[Collected data]

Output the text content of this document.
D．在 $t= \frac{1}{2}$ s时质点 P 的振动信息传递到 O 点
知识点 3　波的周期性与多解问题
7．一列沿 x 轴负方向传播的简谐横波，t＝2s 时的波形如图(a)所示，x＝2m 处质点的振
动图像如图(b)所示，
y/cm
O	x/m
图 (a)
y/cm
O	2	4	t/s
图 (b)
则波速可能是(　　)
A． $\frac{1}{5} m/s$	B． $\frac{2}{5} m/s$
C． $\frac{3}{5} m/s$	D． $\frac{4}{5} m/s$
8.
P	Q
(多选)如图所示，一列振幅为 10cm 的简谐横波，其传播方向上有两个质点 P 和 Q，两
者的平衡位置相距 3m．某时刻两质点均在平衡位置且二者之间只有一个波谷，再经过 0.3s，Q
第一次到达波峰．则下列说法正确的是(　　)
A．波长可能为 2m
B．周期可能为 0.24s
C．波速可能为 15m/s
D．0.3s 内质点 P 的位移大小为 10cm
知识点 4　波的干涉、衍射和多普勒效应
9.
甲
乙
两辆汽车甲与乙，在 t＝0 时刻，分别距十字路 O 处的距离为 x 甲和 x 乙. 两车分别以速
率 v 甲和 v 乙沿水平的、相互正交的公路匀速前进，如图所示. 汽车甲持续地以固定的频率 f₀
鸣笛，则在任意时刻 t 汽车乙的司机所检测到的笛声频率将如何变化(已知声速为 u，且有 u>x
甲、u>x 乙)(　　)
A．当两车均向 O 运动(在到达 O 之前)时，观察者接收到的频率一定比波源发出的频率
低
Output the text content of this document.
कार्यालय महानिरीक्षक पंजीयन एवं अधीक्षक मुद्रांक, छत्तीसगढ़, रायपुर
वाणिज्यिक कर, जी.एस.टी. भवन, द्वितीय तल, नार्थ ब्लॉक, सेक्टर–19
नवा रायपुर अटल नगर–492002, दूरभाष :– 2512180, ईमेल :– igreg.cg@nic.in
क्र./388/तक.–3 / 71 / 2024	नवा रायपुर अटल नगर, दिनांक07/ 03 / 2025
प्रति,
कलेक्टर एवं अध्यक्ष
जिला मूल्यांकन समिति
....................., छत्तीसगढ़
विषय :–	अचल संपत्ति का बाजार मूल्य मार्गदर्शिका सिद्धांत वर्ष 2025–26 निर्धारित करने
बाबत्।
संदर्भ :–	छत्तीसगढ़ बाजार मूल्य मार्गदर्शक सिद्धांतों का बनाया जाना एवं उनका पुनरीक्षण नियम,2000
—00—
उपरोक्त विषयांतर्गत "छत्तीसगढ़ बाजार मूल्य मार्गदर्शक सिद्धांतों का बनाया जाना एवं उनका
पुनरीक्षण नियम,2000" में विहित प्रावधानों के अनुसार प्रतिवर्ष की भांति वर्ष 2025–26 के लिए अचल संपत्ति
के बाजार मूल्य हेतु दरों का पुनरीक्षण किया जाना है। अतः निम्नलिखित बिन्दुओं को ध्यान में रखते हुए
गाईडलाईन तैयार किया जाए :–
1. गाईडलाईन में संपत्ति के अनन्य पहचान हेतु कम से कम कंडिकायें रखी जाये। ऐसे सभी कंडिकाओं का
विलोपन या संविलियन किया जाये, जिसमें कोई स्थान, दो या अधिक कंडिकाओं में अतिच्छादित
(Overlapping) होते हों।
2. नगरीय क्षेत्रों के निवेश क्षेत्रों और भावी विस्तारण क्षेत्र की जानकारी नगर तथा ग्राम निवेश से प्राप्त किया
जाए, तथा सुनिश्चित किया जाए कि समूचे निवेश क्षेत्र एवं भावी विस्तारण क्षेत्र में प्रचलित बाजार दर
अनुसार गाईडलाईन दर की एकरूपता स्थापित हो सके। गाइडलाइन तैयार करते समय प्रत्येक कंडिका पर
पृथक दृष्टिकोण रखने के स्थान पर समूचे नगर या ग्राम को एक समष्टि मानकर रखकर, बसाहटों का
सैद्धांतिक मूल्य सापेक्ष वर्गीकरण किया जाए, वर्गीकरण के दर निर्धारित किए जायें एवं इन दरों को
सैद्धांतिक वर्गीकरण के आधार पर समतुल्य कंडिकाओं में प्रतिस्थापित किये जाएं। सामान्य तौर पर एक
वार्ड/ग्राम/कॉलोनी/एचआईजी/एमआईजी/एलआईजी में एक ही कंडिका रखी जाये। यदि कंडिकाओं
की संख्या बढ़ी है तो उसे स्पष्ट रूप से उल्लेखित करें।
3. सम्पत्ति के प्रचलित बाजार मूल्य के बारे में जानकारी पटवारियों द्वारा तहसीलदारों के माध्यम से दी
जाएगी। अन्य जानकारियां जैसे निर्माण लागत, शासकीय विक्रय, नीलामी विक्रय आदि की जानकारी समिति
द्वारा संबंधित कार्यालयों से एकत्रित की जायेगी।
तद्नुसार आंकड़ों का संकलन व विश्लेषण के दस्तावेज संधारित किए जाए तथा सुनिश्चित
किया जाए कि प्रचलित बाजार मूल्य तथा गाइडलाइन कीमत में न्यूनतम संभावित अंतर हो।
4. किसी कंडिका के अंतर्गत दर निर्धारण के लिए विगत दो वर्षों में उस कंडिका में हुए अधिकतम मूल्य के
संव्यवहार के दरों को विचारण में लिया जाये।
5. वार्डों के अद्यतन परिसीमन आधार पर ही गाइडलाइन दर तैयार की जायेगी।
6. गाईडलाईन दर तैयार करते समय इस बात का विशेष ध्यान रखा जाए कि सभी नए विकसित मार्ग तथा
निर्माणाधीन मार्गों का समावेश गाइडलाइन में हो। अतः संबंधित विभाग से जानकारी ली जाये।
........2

BRIEF
Extract all of the data above without altering anything.

COMPLETE ANSWER
Output the text content of this document.
D．在 $t= \frac{1}{2}$ s时质点 P 的振动信息传递到 O 点
知识点 3　波的周期性与多解问题
7．一列沿 x 轴负方向传播的简谐横波，t＝2s 时的波形如图(a)所示，x＝2m 处质点的振
动图像如图(b)所示，
y/cm
O	x/m
图 (a)
y/cm
O	2	4	t/s
图 (b)
则波速可能是(　　)
A． $\frac{1}{5} m/s$	B． $\frac{2}{5} m/s$
C． $\frac{3}{5} m/s$	D． $\frac{4}{5} m/s$
8.
P	Q
(多选)如图所示，一列振幅为 10cm 的简谐横波，其传播方向上有两个质点 P 和 Q，两
者的平衡位置相距 3m．某时刻两质点均在平衡位置且二者之间只有一个波谷，再经过 0.3s，Q
第一次到达波峰．则下列说法正确的是(　　)
A．波长可能为 2m
B．周期可能为 0.24s
C．波速可能为 15m/s
D．0.3s 内质点 P 的位移大小为 10cm
知识点 4　波的干涉、衍射和多普勒效应
9.
甲
乙
两辆汽车甲与乙，在 t＝0 时刻，分别距十字路 O 处的距离为 x 甲和 x 乙. 两车分别以速
率 v 甲和 v 乙沿水平的、相互正交的公路匀速前进，如图所示. 汽车甲持续地以固定的频率 f₀
鸣笛，则在任意时刻 t 汽车乙的司机所检测到的笛声频率将如何变化(已知声速为 u，且有 u>x
甲、u>x 乙)(　　)
A．当两车均向 O 运动(在到达 O 之前)时，观察者接收到的频率一定比波源发出的频率
低
Output the text content of this document.
कार्यालय महानिरीक्षक पंजीयन एवं अधीक्षक मुद्रांक, छत्तीसगढ़, रायपुर
वाणिज्यिक कर, जी.एस.टी. भवन, द्वितीय तल, नार्थ ब्लॉक, सेक्टर–19
नवा रायपुर अटल नगर–492002, दूरभाष :– 2512180, ईमेल :– igreg.cg@nic.in
क्र./388/तक.–3 / 71 / 2024	नवा रायपुर अटल नगर, दिनांक07/ 03 / 2025
प्रति,
कलेक्टर एवं अध्यक्ष
जिला मूल्यांकन समिति
....................., छत्तीसगढ़
विषय :–	अचल संपत्ति का बाजार मूल्य मार्गदर्शिका सिद्धांत वर्ष 2025–26 निर्धारित करने
बाबत्।
संदर्भ :–	छत्तीसगढ़ बाजार मूल्य मार्गदर्शक सिद्धांतों का बनाया जाना एवं उनका पुनरीक्षण नियम,2000
—00—
उपरोक्त विषयांतर्गत "छत्तीसगढ़ बाजार मूल्य मार्गदर्शक सिद्धांतों का बनाया जाना एवं उनका
पुनरीक्षण नियम,2000" में विहित प्रावधानों के अनुसार प्रतिवर्ष की भांति वर्ष 2025–26 के लिए अचल संपत्ति
के बाजार मूल्य हेतु दरों का पुनरीक्षण किया जाना है। अतः निम्नलिखित बिन्दुओं को ध्यान में रखते हुए
गाईडलाईन तैयार किया जाए :–
1. गाईडलाईन में संपत्ति के अनन्य पहचान हेतु कम से कम कंडिकायें रखी जाये। ऐसे सभी कंडिकाओं का
विलोपन या संविलियन किया जाये, जिसमें कोई स्थान, दो या अधिक कंडिकाओं में अतिच्छादित
(Overlapping) होते हों।
2. नगरीय क्षेत्रों के निवेश क्षेत्रों और भावी विस्तारण क्षेत्र की जानकारी नगर तथा ग्राम निवेश से प्राप्त किया
जाए, तथा सुनिश्चित किया जाए कि समूचे निवेश क्षेत्र एवं भावी विस्तारण क्षेत्र में प्रचलित बाजार दर
अनुसार गाईडलाईन दर की एकरूपता स्थापित हो सके। गाइडलाइन तैयार करते समय प्रत्येक कंडिका पर
पृथक दृष्टिकोण रखने के स्थान पर समूचे नगर या ग्राम को एक समष्टि मानकर रखकर, बसाहटों का
सैद्धांतिक मूल्य सापेक्ष वर्गीकरण किया जाए, वर्गीकरण के दर निर्धारित किए जायें एवं इन दरों को
सैद्धांतिक वर्गीकरण के आधार पर समतुल्य कंडिकाओं में प्रतिस्थापित किये जाएं। सामान्य तौर पर एक
वार्ड/ग्राम/कॉलोनी/एचआईजी/एमआईजी/एलआईजी में एक ही कंडिका रखी जाये। यदि कंडिकाओं
की संख्या बढ़ी है तो उसे स्पष्ट रूप से उल्लेखित करें।
3. सम्पत्ति के प्रचलित बाजार मूल्य के बारे में जानकारी पटवारियों द्वारा तहसीलदारों के माध्यम से दी
जाएगी। अन्य जानकारियां जैसे निर्माण लागत, शासकीय विक्रय, नीलामी विक्रय आदि की जानकारी समिति
द्वारा संबंधित कार्यालयों से एकत्रित की जायेगी।
तद्नुसार आंकड़ों का संकलन व विश्लेषण के दस्तावेज संधारित किए जाए तथा सुनिश्चित
किया जाए कि प्रचलित बाजार मूल्य तथा गाइडलाइन कीमत में न्यूनतम संभावित अंतर हो।
4. किसी कंडिका के अंतर्गत दर निर्धारण के लिए विगत दो वर्षों में उस कंडिका में हुए अधिकतम मूल्य के
संव्यवहार के दरों को विचारण में लिया जाये।
5. वार्डों के अद्यतन परिसीमन आधार पर ही गाइडलाइन दर तैयार की जायेगी।
6. गाईडलाईन दर तैयार करते समय इस बात का विशेष ध्यान रखा जाए कि सभी नए विकसित मार्ग तथा
निर्माणाधीन मार्गों का समावेश गाइडलाइन में हो। अतः संबंधित विभाग से जानकारी ली जाये।
........2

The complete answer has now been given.